-- BEGIN --

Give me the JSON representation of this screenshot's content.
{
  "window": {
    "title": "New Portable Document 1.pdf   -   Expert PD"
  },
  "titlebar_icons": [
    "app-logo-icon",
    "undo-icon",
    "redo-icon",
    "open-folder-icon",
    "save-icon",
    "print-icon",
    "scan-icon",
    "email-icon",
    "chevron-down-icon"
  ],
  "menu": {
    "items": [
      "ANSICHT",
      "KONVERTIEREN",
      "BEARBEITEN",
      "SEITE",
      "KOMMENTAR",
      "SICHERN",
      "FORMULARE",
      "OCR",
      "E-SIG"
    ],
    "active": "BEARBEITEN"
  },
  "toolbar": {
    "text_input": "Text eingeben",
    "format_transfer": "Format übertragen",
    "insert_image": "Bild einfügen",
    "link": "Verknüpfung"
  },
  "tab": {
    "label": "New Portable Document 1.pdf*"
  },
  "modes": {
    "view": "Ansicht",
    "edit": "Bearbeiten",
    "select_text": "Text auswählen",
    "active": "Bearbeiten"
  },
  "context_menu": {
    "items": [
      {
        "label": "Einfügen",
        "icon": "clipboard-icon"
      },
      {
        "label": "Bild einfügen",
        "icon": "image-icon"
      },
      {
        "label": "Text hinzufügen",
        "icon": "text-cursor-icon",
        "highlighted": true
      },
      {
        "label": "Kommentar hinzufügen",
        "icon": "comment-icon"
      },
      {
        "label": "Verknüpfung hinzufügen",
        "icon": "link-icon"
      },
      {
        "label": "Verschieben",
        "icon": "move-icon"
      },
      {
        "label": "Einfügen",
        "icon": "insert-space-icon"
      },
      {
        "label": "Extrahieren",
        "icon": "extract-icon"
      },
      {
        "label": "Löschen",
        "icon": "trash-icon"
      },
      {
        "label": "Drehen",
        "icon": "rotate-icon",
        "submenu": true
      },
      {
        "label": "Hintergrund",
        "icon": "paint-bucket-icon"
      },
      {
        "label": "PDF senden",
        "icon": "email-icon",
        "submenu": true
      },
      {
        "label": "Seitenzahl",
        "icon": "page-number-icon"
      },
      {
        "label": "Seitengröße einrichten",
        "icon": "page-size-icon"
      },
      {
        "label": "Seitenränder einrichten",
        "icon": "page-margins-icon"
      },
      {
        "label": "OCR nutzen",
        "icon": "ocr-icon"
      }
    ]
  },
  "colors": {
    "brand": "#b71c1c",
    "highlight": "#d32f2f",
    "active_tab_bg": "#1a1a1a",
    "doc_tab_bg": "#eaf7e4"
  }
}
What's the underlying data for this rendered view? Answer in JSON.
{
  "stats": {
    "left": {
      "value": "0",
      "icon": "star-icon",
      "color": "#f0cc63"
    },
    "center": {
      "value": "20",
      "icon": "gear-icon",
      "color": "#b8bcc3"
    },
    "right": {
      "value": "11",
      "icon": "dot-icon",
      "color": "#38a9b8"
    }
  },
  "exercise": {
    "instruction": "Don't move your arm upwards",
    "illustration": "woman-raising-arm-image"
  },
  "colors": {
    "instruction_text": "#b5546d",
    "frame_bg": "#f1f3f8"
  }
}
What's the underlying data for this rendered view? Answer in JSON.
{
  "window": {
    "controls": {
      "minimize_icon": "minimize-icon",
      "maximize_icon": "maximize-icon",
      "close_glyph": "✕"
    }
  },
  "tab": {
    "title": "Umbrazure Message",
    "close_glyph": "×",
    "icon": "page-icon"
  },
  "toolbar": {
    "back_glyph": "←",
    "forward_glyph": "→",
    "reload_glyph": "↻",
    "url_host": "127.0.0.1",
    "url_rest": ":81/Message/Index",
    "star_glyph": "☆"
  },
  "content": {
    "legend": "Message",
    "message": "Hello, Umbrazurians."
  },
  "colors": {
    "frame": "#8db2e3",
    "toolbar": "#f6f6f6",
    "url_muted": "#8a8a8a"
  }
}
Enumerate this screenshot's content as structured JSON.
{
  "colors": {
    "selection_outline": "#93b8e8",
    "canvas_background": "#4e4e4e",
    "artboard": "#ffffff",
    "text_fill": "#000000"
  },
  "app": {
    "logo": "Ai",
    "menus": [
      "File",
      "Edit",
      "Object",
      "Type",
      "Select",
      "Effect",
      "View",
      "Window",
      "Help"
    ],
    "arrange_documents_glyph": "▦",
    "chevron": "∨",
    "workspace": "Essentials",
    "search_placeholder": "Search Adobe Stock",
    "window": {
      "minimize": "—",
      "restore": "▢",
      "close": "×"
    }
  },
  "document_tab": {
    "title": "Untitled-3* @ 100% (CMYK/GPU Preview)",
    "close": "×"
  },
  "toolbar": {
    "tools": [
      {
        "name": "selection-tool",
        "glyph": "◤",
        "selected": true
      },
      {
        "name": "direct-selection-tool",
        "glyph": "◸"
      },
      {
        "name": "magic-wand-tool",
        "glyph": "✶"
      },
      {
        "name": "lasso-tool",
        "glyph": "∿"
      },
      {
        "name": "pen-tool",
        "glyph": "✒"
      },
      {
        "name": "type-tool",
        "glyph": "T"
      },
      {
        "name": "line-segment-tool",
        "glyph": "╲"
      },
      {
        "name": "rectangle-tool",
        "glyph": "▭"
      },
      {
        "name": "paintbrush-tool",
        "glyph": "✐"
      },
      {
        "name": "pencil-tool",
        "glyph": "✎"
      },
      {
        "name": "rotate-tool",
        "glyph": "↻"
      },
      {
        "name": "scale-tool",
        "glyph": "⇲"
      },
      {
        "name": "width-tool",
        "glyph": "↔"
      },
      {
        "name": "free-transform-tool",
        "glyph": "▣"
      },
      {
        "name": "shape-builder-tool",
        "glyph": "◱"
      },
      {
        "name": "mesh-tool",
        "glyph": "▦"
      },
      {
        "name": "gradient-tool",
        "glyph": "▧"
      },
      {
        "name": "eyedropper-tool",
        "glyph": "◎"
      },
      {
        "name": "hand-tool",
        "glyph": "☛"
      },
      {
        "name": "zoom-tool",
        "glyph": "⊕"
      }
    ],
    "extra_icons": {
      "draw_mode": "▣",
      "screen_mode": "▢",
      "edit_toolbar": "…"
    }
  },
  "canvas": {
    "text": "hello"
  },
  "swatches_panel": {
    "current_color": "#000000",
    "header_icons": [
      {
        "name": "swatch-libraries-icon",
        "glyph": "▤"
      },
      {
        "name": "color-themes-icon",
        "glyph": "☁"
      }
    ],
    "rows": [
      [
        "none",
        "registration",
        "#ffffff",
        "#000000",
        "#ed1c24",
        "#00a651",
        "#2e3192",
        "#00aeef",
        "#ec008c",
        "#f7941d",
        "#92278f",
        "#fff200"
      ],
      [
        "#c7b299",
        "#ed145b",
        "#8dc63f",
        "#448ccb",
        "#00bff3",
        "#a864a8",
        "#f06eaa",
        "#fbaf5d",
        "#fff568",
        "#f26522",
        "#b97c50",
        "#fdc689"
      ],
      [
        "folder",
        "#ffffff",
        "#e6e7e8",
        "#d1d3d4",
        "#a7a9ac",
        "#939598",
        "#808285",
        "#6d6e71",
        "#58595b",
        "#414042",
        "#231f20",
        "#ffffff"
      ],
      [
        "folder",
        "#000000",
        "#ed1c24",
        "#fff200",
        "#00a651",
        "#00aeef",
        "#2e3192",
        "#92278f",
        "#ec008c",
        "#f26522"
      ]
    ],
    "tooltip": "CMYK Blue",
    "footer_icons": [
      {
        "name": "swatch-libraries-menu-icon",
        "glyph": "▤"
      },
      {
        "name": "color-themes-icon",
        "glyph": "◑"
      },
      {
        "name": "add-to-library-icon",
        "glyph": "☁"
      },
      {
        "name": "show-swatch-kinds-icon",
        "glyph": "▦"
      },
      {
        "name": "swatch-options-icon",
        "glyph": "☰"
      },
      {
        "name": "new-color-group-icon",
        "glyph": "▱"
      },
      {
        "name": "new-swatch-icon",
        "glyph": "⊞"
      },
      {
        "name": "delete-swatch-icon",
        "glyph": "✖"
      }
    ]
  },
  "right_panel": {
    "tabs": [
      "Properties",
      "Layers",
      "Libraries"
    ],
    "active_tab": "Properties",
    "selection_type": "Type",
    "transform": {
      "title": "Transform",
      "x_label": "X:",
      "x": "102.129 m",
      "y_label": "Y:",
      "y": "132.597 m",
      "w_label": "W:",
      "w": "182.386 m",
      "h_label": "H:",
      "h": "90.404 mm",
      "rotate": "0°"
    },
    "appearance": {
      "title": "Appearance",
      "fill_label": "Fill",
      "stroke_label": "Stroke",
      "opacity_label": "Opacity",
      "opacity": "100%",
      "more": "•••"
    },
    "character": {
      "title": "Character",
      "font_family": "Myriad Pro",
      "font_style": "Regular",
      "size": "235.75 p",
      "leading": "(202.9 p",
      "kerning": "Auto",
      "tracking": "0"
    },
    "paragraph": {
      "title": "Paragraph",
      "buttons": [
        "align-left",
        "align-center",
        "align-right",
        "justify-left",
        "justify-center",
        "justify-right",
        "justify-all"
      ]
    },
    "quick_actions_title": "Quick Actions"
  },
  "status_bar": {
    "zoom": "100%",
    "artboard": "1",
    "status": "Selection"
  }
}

-- END --

SET EXERCISE:
Of the lines in the listing above, how many hold the string "justify"? Reply with the number only.

ANSWER BELOW:
4